_Exercise prompt:_ Put each line of the data below into a numbered list, leaving out any blank lines.

(Collected data)
++++++

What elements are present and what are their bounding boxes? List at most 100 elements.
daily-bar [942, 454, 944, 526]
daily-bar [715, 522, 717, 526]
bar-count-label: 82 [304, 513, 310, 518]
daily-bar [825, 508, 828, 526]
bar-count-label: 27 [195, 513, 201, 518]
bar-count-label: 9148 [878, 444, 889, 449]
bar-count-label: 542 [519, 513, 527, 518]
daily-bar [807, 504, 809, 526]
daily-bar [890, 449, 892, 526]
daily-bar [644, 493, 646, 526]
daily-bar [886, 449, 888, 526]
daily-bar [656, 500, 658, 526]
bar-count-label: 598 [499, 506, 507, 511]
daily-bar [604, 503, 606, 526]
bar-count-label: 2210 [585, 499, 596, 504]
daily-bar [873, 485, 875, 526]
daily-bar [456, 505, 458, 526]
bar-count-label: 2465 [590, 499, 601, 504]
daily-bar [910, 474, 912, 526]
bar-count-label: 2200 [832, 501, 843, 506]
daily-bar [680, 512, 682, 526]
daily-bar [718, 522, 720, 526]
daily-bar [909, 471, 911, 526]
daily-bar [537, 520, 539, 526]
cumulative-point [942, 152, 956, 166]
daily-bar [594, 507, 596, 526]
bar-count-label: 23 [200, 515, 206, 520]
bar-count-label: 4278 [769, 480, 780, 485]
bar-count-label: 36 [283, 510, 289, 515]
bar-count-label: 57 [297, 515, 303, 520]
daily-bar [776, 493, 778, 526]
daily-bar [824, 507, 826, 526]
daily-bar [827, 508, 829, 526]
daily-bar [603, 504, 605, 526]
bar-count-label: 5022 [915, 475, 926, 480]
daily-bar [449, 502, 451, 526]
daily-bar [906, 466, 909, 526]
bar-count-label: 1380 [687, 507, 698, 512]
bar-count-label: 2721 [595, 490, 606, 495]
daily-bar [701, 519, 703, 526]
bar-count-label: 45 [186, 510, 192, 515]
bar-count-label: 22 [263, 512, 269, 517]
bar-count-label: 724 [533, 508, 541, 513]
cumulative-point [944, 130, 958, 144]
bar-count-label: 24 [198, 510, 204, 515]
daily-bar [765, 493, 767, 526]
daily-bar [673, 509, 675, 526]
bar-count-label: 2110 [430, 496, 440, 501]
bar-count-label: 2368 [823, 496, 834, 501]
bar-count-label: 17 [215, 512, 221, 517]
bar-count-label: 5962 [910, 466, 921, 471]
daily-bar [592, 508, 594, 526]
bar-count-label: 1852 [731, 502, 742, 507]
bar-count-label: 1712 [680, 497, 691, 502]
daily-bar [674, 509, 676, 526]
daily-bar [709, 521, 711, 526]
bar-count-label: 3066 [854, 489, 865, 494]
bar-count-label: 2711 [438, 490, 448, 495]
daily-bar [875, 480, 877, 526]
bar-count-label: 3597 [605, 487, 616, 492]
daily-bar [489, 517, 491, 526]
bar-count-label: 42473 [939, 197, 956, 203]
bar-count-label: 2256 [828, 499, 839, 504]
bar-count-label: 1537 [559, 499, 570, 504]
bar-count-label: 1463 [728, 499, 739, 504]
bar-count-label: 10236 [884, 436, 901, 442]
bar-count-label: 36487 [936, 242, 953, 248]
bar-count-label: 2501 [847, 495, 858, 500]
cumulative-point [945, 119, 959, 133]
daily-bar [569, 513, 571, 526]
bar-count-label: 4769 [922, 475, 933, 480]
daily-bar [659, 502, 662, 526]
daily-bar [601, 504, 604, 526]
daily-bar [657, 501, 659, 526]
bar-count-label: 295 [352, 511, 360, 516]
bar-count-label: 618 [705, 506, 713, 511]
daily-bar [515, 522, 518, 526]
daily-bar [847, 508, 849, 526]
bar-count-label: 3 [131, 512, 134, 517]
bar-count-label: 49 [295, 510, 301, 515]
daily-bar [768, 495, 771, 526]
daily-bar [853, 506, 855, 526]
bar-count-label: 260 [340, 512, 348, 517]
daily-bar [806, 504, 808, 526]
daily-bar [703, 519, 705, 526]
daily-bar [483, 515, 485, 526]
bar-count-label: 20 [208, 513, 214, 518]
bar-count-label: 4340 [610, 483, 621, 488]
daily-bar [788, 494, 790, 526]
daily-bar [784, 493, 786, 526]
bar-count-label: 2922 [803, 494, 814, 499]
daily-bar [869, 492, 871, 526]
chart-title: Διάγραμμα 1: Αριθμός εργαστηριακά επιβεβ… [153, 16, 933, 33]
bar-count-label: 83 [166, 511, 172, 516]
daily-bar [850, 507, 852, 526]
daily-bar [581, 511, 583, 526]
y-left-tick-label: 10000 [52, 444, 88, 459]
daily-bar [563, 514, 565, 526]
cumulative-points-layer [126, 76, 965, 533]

++++++

_Written response:_
1. What elements are present and what are their bounding boxes? List at most 100 elements.
2. daily-bar [942, 454, 944, 526]
3. daily-bar [715, 522, 717, 526]
4. bar-count-label: 82 [304, 513, 310, 518]
5. daily-bar [825, 508, 828, 526]
6. bar-count-label: 27 [195, 513, 201, 518]
7. bar-count-label: 9148 [878, 444, 889, 449]
8. bar-count-label: 542 [519, 513, 527, 518]
9. daily-bar [807, 504, 809, 526]
10. daily-bar [890, 449, 892, 526]
11. daily-bar [644, 493, 646, 526]
12. daily-bar [886, 449, 888, 526]
13. daily-bar [656, 500, 658, 526]
14. bar-count-label: 598 [499, 506, 507, 511]
15. daily-bar [604, 503, 606, 526]
16. bar-count-label: 2210 [585, 499, 596, 504]
17. daily-bar [873, 485, 875, 526]
18. daily-bar [456, 505, 458, 526]
19. bar-count-label: 2465 [590, 499, 601, 504]
20. daily-bar [910, 474, 912, 526]
21. bar-count-label: 2200 [832, 501, 843, 506]
22. daily-bar [680, 512, 682, 526]
23. daily-bar [718, 522, 720, 526]
24. daily-bar [909, 471, 911, 526]
25. daily-bar [537, 520, 539, 526]
26. cumulative-point [942, 152, 956, 166]
27. daily-bar [594, 507, 596, 526]
28. bar-count-label: 23 [200, 515, 206, 520]
29. bar-count-label: 4278 [769, 480, 780, 485]
30. bar-count-label: 36 [283, 510, 289, 515]
31. bar-count-label: 57 [297, 515, 303, 520]
32. daily-bar [776, 493, 778, 526]
33. daily-bar [824, 507, 826, 526]
34. daily-bar [827, 508, 829, 526]
35. daily-bar [603, 504, 605, 526]
36. bar-count-label: 5022 [915, 475, 926, 480]
37. daily-bar [449, 502, 451, 526]
38. daily-bar [906, 466, 909, 526]
39. bar-count-label: 1380 [687, 507, 698, 512]
40. bar-count-label: 2721 [595, 490, 606, 495]
41. daily-bar [701, 519, 703, 526]
42. bar-count-label: 45 [186, 510, 192, 515]
43. bar-count-label: 22 [263, 512, 269, 517]
44. bar-count-label: 724 [533, 508, 541, 513]
45. cumulative-point [944, 130, 958, 144]
46. bar-count-label: 24 [198, 510, 204, 515]
47. daily-bar [765, 493, 767, 526]
48. daily-bar [673, 509, 675, 526]
49. bar-count-label: 2110 [430, 496, 440, 501]
50. bar-count-label: 2368 [823, 496, 834, 501]
51. bar-count-label: 17 [215, 512, 221, 517]
52. bar-count-label: 5962 [910, 466, 921, 471]
53. daily-bar [592, 508, 594, 526]
54. bar-count-label: 1852 [731, 502, 742, 507]
55. bar-count-label: 1712 [680, 497, 691, 502]
56. daily-bar [674, 509, 676, 526]
57. daily-bar [709, 521, 711, 526]
58. bar-count-label: 3066 [854, 489, 865, 494]
59. bar-count-label: 2711 [438, 490, 448, 495]
60. daily-bar [875, 480, 877, 526]
61. bar-count-label: 3597 [605, 487, 616, 492]
62. daily-bar [489, 517, 491, 526]
63. bar-count-label: 42473 [939, 197, 956, 203]
64. bar-count-label: 2256 [828, 499, 839, 504]
65. bar-count-label: 1537 [559, 499, 570, 504]
66. bar-count-label: 1463 [728, 499, 739, 504]
67. bar-count-label: 10236 [884, 436, 901, 442]
68. bar-count-label: 36487 [936, 242, 953, 248]
69. bar-count-label: 2501 [847, 495, 858, 500]
70. cumulative-point [945, 119, 959, 133]
71. daily-bar [569, 513, 571, 526]
72. bar-count-label: 4769 [922, 475, 933, 480]
73. daily-bar [659, 502, 662, 526]
74. daily-bar [601, 504, 604, 526]
75. daily-bar [657, 501, 659, 526]
76. bar-count-label: 295 [352, 511, 360, 516]
77. bar-count-label: 618 [705, 506, 713, 511]
78. daily-bar [515, 522, 518, 526]
79. daily-bar [847, 508, 849, 526]
80. bar-count-label: 3 [131, 512, 134, 517]
81. bar-count-label: 49 [295, 510, 301, 515]
82. daily-bar [768, 495, 771, 526]
83. daily-bar [853, 506, 855, 526]
84. bar-count-label: 260 [340, 512, 348, 517]
85. daily-bar [806, 504, 808, 526]
86. daily-bar [703, 519, 705, 526]
87. daily-bar [483, 515, 485, 526]
88. bar-count-label: 20 [208, 513, 214, 518]
89. bar-count-label: 4340 [610, 483, 621, 488]
90. daily-bar [788, 494, 790, 526]
91. daily-bar [784, 493, 786, 526]
92. bar-count-label: 2922 [803, 494, 814, 499]
93. daily-bar [869, 492, 871, 526]
94. chart-title: Διάγραμμα 1: Αριθμός εργαστηριακά επιβεβ… [153, 16, 933, 33]
95. bar-count-label: 83 [166, 511, 172, 516]
96. daily-bar [850, 507, 852, 526]
97. daily-bar [581, 511, 583, 526]
98. y-left-tick-label: 10000 [52, 444, 88, 459]
99. daily-bar [563, 514, 565, 526]
100. cumulative-points-layer [126, 76, 965, 533]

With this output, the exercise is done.